▸ TASK DESCRIPTION
One figure is the whole answer: the number of lines below that contain the word "Diagnosa".

** Opening RECORDED INFORMATION block **

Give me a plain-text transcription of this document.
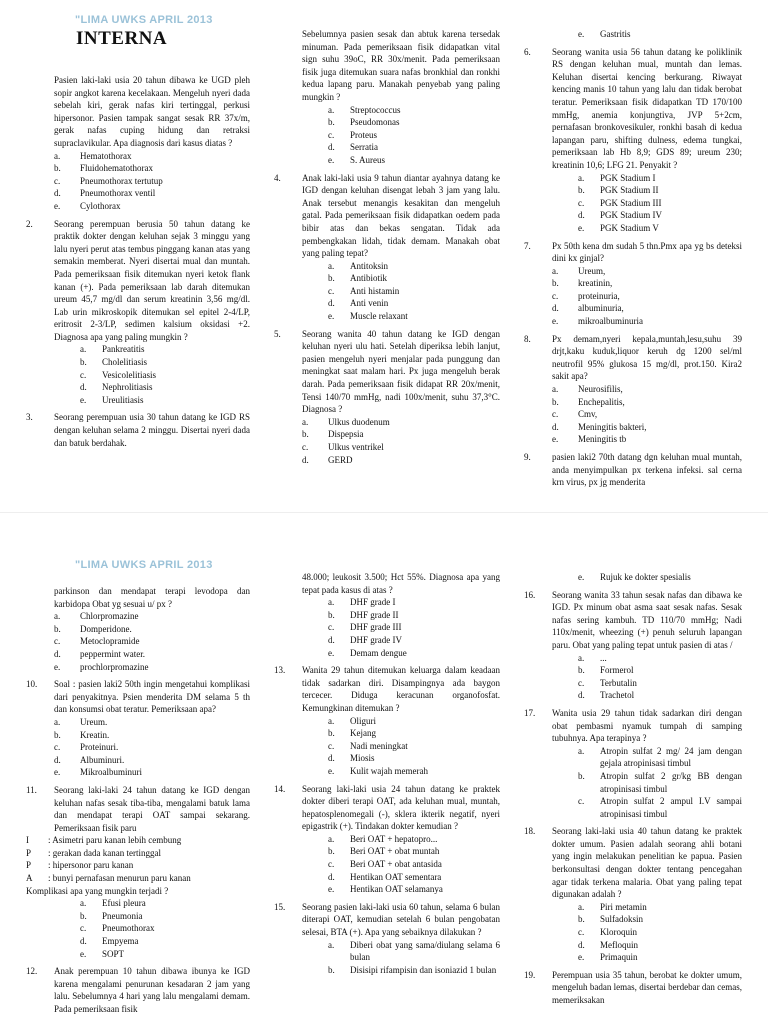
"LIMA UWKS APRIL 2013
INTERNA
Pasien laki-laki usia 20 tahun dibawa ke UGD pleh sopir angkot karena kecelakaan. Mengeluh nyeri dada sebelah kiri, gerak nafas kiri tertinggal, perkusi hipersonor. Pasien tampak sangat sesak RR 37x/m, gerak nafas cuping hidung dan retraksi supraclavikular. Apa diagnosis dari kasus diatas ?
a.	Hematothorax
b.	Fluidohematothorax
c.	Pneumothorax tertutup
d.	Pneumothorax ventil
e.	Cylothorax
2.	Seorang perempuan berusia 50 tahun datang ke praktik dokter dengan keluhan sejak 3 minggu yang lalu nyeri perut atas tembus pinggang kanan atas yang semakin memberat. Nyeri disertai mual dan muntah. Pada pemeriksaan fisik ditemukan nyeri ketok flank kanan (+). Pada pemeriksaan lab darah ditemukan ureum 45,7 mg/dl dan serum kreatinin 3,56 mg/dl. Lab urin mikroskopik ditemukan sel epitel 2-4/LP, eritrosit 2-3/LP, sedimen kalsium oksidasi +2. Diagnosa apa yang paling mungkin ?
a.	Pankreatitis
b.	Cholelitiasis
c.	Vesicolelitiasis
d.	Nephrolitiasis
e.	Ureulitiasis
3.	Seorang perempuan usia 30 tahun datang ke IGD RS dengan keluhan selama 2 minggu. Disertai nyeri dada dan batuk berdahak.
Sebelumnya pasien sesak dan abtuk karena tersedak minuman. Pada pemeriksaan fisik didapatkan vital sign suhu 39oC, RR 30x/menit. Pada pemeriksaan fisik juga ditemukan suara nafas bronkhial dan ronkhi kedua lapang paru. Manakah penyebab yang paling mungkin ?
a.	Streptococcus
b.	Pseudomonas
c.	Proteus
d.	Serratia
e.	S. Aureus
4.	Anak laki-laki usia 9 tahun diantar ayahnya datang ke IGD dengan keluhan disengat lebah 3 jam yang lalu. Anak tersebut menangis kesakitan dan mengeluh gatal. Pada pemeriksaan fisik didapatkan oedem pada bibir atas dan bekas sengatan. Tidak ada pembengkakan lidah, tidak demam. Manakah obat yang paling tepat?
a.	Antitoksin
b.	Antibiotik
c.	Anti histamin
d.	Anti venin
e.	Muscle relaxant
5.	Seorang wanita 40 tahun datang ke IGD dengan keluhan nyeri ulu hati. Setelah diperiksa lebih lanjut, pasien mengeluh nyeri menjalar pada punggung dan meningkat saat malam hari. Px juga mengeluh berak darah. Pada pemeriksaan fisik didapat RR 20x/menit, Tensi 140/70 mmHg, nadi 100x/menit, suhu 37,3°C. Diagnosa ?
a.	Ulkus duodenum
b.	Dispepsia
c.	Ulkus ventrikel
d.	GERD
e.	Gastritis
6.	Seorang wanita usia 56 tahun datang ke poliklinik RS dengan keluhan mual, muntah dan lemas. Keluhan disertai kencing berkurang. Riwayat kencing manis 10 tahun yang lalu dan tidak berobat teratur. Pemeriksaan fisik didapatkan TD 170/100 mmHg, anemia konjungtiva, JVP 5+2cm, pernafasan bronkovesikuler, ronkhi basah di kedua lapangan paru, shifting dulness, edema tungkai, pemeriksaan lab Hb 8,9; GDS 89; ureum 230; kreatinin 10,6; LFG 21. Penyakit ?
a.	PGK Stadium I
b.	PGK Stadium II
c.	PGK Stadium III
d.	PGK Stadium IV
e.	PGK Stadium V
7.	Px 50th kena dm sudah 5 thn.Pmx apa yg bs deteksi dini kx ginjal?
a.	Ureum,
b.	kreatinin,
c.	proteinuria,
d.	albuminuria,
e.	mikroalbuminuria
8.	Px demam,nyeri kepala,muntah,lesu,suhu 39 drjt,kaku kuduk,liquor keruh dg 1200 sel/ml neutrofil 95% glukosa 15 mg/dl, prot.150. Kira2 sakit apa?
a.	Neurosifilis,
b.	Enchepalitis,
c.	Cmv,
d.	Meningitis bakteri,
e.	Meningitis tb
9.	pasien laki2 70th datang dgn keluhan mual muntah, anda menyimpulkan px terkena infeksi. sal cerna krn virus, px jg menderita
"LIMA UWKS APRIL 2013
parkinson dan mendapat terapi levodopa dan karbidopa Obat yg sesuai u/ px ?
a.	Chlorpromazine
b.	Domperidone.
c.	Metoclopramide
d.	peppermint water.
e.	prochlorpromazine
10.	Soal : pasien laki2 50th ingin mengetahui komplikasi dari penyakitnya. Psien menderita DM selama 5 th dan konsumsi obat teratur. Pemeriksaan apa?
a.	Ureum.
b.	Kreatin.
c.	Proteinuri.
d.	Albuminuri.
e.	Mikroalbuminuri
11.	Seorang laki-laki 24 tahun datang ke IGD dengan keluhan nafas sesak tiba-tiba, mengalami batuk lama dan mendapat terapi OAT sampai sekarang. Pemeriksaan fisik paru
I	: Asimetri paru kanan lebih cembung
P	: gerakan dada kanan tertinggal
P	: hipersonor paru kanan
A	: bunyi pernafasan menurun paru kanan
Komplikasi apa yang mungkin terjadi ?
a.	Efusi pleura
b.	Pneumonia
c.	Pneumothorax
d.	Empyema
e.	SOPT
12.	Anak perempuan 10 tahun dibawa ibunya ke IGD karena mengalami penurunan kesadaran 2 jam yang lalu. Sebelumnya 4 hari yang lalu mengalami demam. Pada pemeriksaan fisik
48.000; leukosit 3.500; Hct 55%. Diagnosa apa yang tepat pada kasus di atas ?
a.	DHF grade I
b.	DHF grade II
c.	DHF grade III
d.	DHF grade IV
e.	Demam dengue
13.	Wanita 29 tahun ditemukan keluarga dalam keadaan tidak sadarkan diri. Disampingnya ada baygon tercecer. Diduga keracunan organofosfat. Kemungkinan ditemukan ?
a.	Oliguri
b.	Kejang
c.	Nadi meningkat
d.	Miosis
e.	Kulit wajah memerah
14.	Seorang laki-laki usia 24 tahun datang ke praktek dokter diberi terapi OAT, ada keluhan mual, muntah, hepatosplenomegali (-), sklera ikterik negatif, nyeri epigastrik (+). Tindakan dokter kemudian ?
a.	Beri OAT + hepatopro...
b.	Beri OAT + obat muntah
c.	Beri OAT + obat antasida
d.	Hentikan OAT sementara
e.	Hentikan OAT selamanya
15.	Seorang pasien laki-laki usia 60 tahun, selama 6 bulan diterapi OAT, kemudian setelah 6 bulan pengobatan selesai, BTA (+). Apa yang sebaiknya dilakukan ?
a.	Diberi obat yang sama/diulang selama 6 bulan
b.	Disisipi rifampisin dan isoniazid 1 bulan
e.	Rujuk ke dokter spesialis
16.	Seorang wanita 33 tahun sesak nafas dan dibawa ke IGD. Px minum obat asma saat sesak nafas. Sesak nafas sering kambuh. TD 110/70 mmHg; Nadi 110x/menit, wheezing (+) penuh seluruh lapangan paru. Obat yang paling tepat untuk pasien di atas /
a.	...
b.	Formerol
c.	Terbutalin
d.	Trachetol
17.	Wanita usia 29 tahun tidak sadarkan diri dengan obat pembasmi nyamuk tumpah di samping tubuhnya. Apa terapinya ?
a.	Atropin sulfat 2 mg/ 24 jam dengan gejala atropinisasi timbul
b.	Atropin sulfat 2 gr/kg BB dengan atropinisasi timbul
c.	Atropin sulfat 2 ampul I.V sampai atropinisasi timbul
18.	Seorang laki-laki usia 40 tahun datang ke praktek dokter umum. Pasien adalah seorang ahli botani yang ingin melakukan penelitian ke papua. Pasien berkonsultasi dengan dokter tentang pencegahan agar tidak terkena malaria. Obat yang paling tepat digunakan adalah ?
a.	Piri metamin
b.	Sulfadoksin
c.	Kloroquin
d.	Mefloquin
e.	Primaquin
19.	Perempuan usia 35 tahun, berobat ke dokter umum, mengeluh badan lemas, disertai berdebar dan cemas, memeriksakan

** Closing RECORDED INFORMATION block **

▸ WRITTEN RESPONSE
3